→ PASSAGE PROVIDED

>>

Let us dive into the slab_pre_alloc_hook.

static inline struct kmem_cache *slab_pre_alloc_hook(struct kmem_cache *s,
						     gfp_t flags)
{
	flags &= gfp_allowed_mask;
	lockdep_trace_alloc(flags);
	might_sleep_if(gfpflags_allow_blocking(flags));

	if (should_failslab(s->object_size, flags, s->flags))
		return NULL;

	return memcg_kmem_get_cache(s, flags);
}

Masking of bits is done to ensure that the relevant operation is dont. The more interesting part is the might_sleep_if function which actually returns a boolean value to decide whether the given flag can cause a sleep or not.

static inline bool gfpflags_allow_blocking(const gfp_t gfp_flags)
{
	return (bool __force)(gfp_flags & __GFP_DIRECT_RECLAIM);
}

The GFP_KERNEL flag is actually flag obtained by or'ing 3 lower level flags.

#define __GFP_DIRECT_RECLAIM	((__force gfp_t)___GFP_DIRECT_RECLAIM) /* Caller can reclaim */
#define __GFP_RECLAIM ((__force gfp_t)(___GFP_DIRECT_RECLAIM|___GFP_KSWAPD_RECLAIM))
#define GFP_KERNEL	(__GFP_RECLAIM | __GFP_IO | __GFP_FS)

This means, our gfpflags_allow_blocking will return a true with GFP_KERNEL. This makes sense as getting a free slab may require time and if we sleep , we can give our processor to switch to another task in the meanwhile.

Ok so back to slab_alloc_node, the next section is -

redo:
	/*
	 * Must read kmem_cache cpu data via this cpu ptr. Preemption is
	 * enabled. We may switch back and forth between cpus while
	 * reading from one cpu area. That does not matter as long
	 * as we end up on the original cpu again when doing the cmpxchg.
	 *
	 * We should guarantee that tid and kmem_cache are retrieved on
	 * the same cpu. It could be different if CONFIG_PREEMPT so we need
	 * to check if it is matched or not.

<<

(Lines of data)
>>

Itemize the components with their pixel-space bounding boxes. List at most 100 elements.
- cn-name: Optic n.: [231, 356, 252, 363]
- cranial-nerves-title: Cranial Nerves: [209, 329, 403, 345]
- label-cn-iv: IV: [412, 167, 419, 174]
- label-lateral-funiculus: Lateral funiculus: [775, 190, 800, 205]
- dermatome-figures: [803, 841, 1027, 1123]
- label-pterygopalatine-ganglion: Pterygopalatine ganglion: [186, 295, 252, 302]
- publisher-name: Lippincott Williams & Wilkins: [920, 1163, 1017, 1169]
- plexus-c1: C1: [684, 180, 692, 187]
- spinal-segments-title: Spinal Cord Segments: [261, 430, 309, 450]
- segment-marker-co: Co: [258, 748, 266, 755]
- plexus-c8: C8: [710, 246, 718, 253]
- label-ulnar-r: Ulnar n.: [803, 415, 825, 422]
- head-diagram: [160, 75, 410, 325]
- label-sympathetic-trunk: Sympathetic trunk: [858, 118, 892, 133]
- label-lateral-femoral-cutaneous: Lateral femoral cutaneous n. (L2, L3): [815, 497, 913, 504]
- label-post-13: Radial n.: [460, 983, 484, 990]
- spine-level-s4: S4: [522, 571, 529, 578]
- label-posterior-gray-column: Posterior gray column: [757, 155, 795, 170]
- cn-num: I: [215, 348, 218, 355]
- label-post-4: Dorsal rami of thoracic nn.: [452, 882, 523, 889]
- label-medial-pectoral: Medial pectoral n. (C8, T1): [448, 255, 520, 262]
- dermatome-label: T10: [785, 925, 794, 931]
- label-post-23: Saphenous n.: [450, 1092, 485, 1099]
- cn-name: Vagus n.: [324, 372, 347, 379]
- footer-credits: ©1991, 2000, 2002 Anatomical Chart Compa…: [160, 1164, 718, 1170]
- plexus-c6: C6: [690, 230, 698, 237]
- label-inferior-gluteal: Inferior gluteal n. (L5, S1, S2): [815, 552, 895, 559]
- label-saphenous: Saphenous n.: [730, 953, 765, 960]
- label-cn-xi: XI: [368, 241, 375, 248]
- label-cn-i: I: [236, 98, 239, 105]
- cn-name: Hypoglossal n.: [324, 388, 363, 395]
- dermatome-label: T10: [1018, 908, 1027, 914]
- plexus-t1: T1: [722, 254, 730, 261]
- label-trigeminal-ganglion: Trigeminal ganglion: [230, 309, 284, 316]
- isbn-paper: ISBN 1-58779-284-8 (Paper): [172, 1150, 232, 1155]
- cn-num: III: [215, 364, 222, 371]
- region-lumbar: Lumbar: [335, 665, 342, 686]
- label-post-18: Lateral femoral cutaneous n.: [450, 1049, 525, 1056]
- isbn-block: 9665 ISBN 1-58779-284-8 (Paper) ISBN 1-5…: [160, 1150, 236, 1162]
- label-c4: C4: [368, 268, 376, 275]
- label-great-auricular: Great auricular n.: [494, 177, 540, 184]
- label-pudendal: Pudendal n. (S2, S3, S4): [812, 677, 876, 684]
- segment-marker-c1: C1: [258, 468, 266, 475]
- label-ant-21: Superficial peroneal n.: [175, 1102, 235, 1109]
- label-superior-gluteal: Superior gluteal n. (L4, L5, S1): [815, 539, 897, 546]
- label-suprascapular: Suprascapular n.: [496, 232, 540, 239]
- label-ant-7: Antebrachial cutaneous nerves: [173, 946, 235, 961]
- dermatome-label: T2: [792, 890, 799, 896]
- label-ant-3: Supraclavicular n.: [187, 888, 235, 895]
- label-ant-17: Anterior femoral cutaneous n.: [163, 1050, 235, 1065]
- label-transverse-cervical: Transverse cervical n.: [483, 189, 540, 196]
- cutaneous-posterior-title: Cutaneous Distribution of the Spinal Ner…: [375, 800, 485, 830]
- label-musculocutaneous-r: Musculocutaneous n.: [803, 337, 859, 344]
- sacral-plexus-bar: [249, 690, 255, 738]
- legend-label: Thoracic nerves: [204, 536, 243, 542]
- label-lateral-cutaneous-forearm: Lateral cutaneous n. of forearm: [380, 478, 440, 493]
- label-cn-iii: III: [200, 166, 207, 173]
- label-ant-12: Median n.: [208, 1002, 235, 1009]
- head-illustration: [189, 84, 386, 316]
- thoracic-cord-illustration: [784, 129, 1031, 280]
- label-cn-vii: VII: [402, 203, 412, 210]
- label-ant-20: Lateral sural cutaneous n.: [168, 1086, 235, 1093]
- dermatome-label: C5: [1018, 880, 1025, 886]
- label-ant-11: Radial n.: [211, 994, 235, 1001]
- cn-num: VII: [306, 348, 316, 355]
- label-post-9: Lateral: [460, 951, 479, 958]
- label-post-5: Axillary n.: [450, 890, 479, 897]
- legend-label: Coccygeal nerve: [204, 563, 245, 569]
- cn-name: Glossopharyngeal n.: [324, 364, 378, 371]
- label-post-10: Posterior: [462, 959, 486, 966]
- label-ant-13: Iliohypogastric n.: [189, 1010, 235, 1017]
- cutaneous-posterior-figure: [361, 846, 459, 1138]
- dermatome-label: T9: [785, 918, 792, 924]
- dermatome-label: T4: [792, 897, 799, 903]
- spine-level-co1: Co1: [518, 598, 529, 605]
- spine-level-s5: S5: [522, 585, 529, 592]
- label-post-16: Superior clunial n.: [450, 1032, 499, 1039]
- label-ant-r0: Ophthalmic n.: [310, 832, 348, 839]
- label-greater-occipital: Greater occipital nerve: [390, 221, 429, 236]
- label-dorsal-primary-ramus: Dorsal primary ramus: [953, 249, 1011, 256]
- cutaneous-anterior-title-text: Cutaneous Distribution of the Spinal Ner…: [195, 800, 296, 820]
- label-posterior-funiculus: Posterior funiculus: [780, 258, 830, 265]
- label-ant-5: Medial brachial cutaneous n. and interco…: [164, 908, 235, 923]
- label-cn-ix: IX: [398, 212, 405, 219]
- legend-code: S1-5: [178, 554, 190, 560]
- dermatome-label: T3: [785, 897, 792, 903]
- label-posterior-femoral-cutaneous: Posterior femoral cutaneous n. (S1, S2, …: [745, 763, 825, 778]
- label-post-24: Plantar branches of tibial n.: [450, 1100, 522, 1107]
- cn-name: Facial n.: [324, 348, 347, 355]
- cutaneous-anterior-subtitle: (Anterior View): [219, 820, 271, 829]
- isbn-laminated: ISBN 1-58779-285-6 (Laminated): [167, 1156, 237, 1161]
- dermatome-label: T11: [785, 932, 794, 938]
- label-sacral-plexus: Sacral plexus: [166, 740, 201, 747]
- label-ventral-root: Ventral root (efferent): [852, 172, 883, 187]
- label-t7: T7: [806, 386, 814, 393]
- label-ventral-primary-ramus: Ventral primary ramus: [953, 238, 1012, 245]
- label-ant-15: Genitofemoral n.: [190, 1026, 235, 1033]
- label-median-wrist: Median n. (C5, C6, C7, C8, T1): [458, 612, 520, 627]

<<

→ TASK REQUIREMENTS
1. Name every function called within the body of slab_pre_alloc_hook in the slab walkthrough.
2. Answer from the slab walkthrough:
(a) What does slab_pre_alloc_hook return when should_failslab is true?
(b) Which flag does gfpflags_allow_blocking test gfp_flags against?
(c) What does gfpflags_allow_blocking return with GFP_KERNEL?
3. Write out the slab walkthrough word for word from "Masking of bits" to "in the meanwhile.".

→ RESULTS OF THE EXERCISE
1.
lockdep_trace_alloc
might_sleep_if
gfpflags_allow_blocking
should_failslab
memcg_kmem_get_cache

2.
(a) NULL
(b) __GFP_DIRECT_RECLAIM
(c) True

3.
Masking of bits is done to ensure that the relevant operation is dont. The more interesting part is the might_sleep_if function which actually returns a boolean value to decide whether the given flag can cause a sleep or not.

static inline bool gfpflags_allow_blocking(const gfp_t gfp_flags)
{
	return (bool __force)(gfp_flags & __GFP_DIRECT_RECLAIM);
}

The GFP_KERNEL flag is actually flag obtained by or'ing 3 lower level flags.

#define __GFP_DIRECT_RECLAIM	((__force gfp_t)___GFP_DIRECT_RECLAIM) /* Caller can reclaim */
#define __GFP_RECLAIM ((__force gfp_t)(___GFP_DIRECT_RECLAIM|___GFP_KSWAPD_RECLAIM))
#define GFP_KERNEL	(__GFP_RECLAIM | __GFP_IO | __GFP_FS)

This means, our gfpflags_allow_blocking will return a true with GFP_KERNEL. This makes sense as getting a free slab may require time and if we sleep , we can give our processor to switch to another task in the meanwhile.